» TEXTO EXTRAÍDO
▼
“Basta uma crise política, económica e religiosa para que os direitos das mulheres sejam questionados.” A frase de Simone de Beauvoir pairou sobre a câmara do Congresso de Versalhes, onde na segunda-feira, 4 de março, a Assembleia Nacional francesa e o Senado se juntaram para inscrever na Constituição esta declaração: “A lei determina as condições em que se exerce a liberdade garantida à mulher de recorrer a uma interrupção voluntária da gravidez.”
França tornou-se o primeiro país a garantir o direito ao aborto na sua carta fundamental. A votação foi esmagadora (780 votos a favor e 72 contra) e a palavra que mais se ouviu foi “liberdade”.
Numa sessão em tudo histórica, o primeiro-ministro, Gabriel Attal (que, com 34 anos, contraria o envelhecimento generalizado dos líderes mundiais), fez-se acompanhar de Jean Veil, filho de Simone Veil, a ministra da Saúde que, em 1974, se bateu pela despenalização do aborto em França e cuja lei, aliás, exibe o seu nome.
Disse Attal: “Hoje, França envia uma mensagem histórica ao mundo inteiro: o corpo das mulheres pertence-lhes e ninguém tem direito de dispor dele em vez delas.”
Uma mensagem que vai para lá do direito ao aborto e nos lembra as mulheres mortas e violentadas por quem acha que aquele corpo é sua propriedade, as vítimas da mutilação genital feminina, as escravizadas e objetificadas para fins sexuais.
A História está a abarrotar de exemplos de recuos e a frase de Simone de Beauvoir vai pairar sempre nos tempos de prosperidade e de alegria pela conquista. Porque as distopias estão entre nós.
▲
» INFORMAÇÃO REGISTADA
▼
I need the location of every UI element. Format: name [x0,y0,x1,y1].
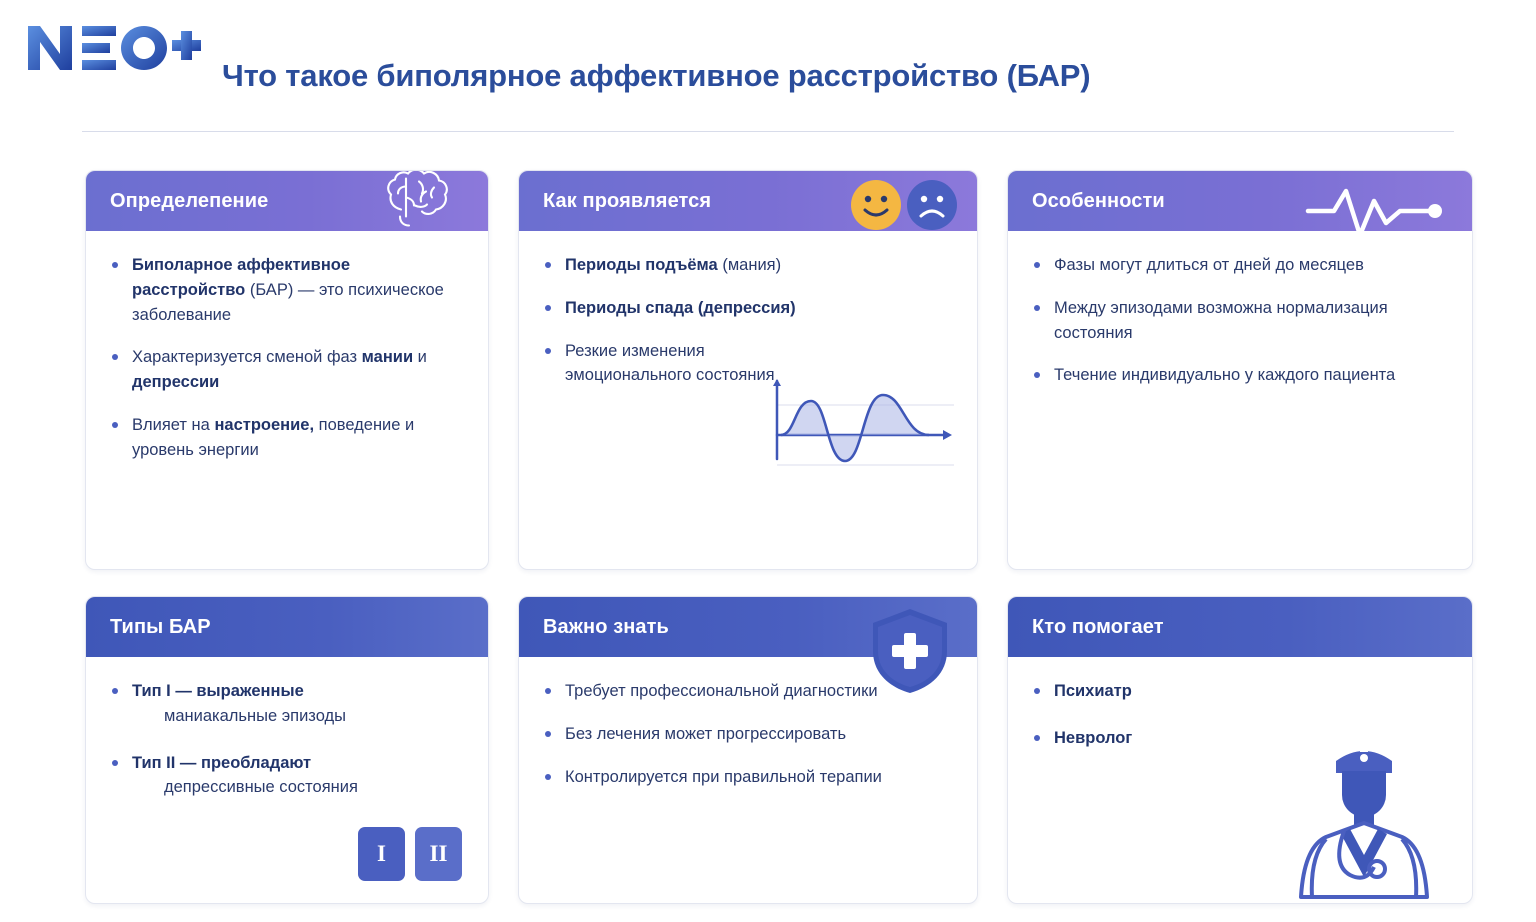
▲
» O QUE FAZER
**A)** Segundo o texto sobre a inscrição do aborto na Constituição francesa, quantos votos a favor e quantos contra registou a votação?
**B)** Dê seguimento ao texto sobre a inscrição do direito ao aborto na Constituição francesa, começando logo após a última frase apresentada.
A listagem não tem qualquer relevância para o que aqui se pede.

» RESPOSTAS ÀS TAREFAS
**A)** 780 votos a favor e 72 contra.

**B)**
E vamos de uma ponta à outra do planeta, das imagens das mulheres iranianas nos anos 70, antes da revolução, à recente conquista talibã do Afeganistão, que voltou a fechá-las em casa, impedindo as meninas de ir à escola.
Ficamos aqui pela Europa, onde na Polónia se luta nas ruas pelo direito ao aborto não apenas em casos de incesto, violação ou risco de vida da mulher (é proibido mesmo em caso de grave deficiência do feto).
Ou então atravessamos o Atlântico para ver como se pode perder tudo o que se conquistou, como está a suceder nos Estados Unidos da América, depois de o Supremo Tribunal reverter, em 2022, a decisão do caso Roe vs Wade, que legalizaria o aborto em 1973 a nível federal. Hoje, quase metade dos 50 estados já agiu para limitar o direito à interrupção voluntária da gravidez. Há estados em que a proibição é total, não admitindo sequer as exceções de incesto ou violação (como no Texas, onde recentemente uma mulher foi impedida pelo tribunal de fazer um aborto, embora corresse risco de vida por carregar um feto inviável).
Algumas deputadas francesas entraram no Palácio de Versalhes vestidas de branco, a cor das sufragistas e uma forma de recordar as congressistas americanas – a cor que Kamala Harris usou na noite da eleição de Joe Biden. Outras foram de verde, como homenagem às mulheres argentinas que, depois de conquistarem, em 2020, a descriminalização do aborto, se veem agora em risco sob o governo do populista Javier Milei. E outras usaram o lilás, claro, a cor do Mouvement de Libération des Femmes, um dos pilares do feminismo francês, nascido do Maio de 68.
E a liberdade, de que cor é?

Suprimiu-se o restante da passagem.